#### [Task prompt]
Could you give the data below again, exactly and completely?

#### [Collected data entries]
╭──

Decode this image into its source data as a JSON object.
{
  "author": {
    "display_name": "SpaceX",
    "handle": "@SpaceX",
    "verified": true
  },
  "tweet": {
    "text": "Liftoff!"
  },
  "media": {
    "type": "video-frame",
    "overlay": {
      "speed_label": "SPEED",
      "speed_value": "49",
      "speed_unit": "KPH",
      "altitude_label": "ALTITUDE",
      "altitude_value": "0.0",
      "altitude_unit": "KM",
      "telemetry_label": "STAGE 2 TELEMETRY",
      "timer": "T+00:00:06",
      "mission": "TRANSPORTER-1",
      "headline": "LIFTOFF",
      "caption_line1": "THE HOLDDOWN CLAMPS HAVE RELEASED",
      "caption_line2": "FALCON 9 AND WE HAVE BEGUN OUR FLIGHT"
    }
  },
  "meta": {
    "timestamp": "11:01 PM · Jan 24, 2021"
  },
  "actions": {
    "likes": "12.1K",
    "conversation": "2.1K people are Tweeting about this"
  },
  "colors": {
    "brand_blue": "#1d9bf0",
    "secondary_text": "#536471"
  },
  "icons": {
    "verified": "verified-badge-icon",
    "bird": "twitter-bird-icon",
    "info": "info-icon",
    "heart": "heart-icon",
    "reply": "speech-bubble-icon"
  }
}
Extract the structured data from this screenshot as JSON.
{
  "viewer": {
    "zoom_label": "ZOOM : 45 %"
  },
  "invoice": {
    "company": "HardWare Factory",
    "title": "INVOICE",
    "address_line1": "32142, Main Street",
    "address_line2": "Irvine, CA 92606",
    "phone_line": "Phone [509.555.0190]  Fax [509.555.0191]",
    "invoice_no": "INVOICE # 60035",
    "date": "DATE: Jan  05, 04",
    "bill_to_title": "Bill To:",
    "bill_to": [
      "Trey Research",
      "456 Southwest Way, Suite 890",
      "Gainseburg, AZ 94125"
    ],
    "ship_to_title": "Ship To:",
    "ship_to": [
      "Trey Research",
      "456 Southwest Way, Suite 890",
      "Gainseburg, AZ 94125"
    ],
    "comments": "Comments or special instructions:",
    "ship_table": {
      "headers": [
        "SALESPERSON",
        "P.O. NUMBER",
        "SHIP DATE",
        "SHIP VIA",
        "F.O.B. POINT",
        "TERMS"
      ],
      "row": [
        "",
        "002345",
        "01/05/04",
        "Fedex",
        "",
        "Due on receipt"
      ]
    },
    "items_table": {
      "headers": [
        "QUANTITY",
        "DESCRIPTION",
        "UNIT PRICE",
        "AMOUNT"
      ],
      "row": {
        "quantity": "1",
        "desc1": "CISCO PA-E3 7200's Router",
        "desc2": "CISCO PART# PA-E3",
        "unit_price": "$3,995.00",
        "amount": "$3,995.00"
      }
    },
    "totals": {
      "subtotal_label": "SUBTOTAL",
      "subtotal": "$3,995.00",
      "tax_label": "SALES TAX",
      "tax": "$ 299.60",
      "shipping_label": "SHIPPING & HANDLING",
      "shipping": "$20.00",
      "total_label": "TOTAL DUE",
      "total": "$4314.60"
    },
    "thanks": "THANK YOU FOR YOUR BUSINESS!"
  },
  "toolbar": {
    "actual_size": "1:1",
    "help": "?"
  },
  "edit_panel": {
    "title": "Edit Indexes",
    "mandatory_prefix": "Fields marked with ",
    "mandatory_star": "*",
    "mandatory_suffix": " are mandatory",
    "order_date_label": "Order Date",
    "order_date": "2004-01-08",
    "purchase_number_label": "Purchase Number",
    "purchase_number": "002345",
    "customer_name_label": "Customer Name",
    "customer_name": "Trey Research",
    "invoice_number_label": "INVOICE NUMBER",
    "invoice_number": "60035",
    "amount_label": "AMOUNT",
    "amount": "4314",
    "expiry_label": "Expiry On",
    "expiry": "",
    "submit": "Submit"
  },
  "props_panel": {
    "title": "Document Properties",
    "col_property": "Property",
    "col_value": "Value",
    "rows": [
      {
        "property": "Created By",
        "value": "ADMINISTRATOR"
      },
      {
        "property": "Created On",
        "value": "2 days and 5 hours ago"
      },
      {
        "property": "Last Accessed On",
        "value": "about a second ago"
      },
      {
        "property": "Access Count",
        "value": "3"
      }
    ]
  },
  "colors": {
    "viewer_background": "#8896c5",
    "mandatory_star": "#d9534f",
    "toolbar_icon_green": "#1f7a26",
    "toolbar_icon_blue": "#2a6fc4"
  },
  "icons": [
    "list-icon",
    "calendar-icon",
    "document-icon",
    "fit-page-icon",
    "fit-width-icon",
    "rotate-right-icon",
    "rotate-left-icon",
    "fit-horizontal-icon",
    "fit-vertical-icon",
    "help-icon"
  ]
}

╰──

#### [Exercise answer]
Decode this image into its source data as a JSON object.
{
  "author": {
    "display_name": "SpaceX",
    "handle": "@SpaceX",
    "verified": true
  },
  "tweet": {
    "text": "Liftoff!"
  },
  "media": {
    "type": "video-frame",
    "overlay": {
      "speed_label": "SPEED",
      "speed_value": "49",
      "speed_unit": "KPH",
      "altitude_label": "ALTITUDE",
      "altitude_value": "0.0",
      "altitude_unit": "KM",
      "telemetry_label": "STAGE 2 TELEMETRY",
      "timer": "T+00:00:06",
      "mission": "TRANSPORTER-1",
      "headline": "LIFTOFF",
      "caption_line1": "THE HOLDDOWN CLAMPS HAVE RELEASED",
      "caption_line2": "FALCON 9 AND WE HAVE BEGUN OUR FLIGHT"
    }
  },
  "meta": {
    "timestamp": "11:01 PM · Jan 24, 2021"
  },
  "actions": {
    "likes": "12.1K",
    "conversation": "2.1K people are Tweeting about this"
  },
  "colors": {
    "brand_blue": "#1d9bf0",
    "secondary_text": "#536471"
  },
  "icons": {
    "verified": "verified-badge-icon",
    "bird": "twitter-bird-icon",
    "info": "info-icon",
    "heart": "heart-icon",
    "reply": "speech-bubble-icon"
  }
}
Extract the structured data from this screenshot as JSON.
{
  "viewer": {
    "zoom_label": "ZOOM : 45 %"
  },
  "invoice": {
    "company": "HardWare Factory",
    "title": "INVOICE",
    "address_line1": "32142, Main Street",
    "address_line2": "Irvine, CA 92606",
    "phone_line": "Phone [509.555.0190]  Fax [509.555.0191]",
    "invoice_no": "INVOICE # 60035",
    "date": "DATE: Jan  05, 04",
    "bill_to_title": "Bill To:",
    "bill_to": [
      "Trey Research",
      "456 Southwest Way, Suite 890",
      "Gainseburg, AZ 94125"
    ],
    "ship_to_title": "Ship To:",
    "ship_to": [
      "Trey Research",
      "456 Southwest Way, Suite 890",
      "Gainseburg, AZ 94125"
    ],
    "comments": "Comments or special instructions:",
    "ship_table": {
      "headers": [
        "SALESPERSON",
        "P.O. NUMBER",
        "SHIP DATE",
        "SHIP VIA",
        "F.O.B. POINT",
        "TERMS"
      ],
      "row": [
        "",
        "002345",
        "01/05/04",
        "Fedex",
        "",
        "Due on receipt"
      ]
    },
    "items_table": {
      "headers": [
        "QUANTITY",
        "DESCRIPTION",
        "UNIT PRICE",
        "AMOUNT"
      ],
      "row": {
        "quantity": "1",
        "desc1": "CISCO PA-E3 7200's Router",
        "desc2": "CISCO PART# PA-E3",
        "unit_price": "$3,995.00",
        "amount": "$3,995.00"
      }
    },
    "totals": {
      "subtotal_label": "SUBTOTAL",
      "subtotal": "$3,995.00",
      "tax_label": "SALES TAX",
      "tax": "$ 299.60",
      "shipping_label": "SHIPPING & HANDLING",
      "shipping": "$20.00",
      "total_label": "TOTAL DUE",
      "total": "$4314.60"
    },
    "thanks": "THANK YOU FOR YOUR BUSINESS!"
  },
  "toolbar": {
    "actual_size": "1:1",
    "help": "?"
  },
  "edit_panel": {
    "title": "Edit Indexes",
    "mandatory_prefix": "Fields marked with ",
    "mandatory_star": "*",
    "mandatory_suffix": " are mandatory",
    "order_date_label": "Order Date",
    "order_date": "2004-01-08",
    "purchase_number_label": "Purchase Number",
    "purchase_number": "002345",
    "customer_name_label": "Customer Name",
    "customer_name": "Trey Research",
    "invoice_number_label": "INVOICE NUMBER",
    "invoice_number": "60035",
    "amount_label": "AMOUNT",
    "amount": "4314",
    "expiry_label": "Expiry On",
    "expiry": "",
    "submit": "Submit"
  },
  "props_panel": {
    "title": "Document Properties",
    "col_property": "Property",
    "col_value": "Value",
    "rows": [
      {
        "property": "Created By",
        "value": "ADMINISTRATOR"
      },
      {
        "property": "Created On",
        "value": "2 days and 5 hours ago"
      },
      {
        "property": "Last Accessed On",
        "value": "about a second ago"
      },
      {
        "property": "Access Count",
        "value": "3"
      }
    ]
  },
  "colors": {
    "viewer_background": "#8896c5",
    "mandatory_star": "#d9534f",
    "toolbar_icon_green": "#1f7a26",
    "toolbar_icon_blue": "#2a6fc4"
  },
  "icons": [
    "list-icon",
    "calendar-icon",
    "document-icon",
    "fit-page-icon",
    "fit-width-icon",
    "rotate-right-icon",
    "rotate-left-icon",
    "fit-horizontal-icon",
    "fit-vertical-icon",
    "help-icon"
  ]
}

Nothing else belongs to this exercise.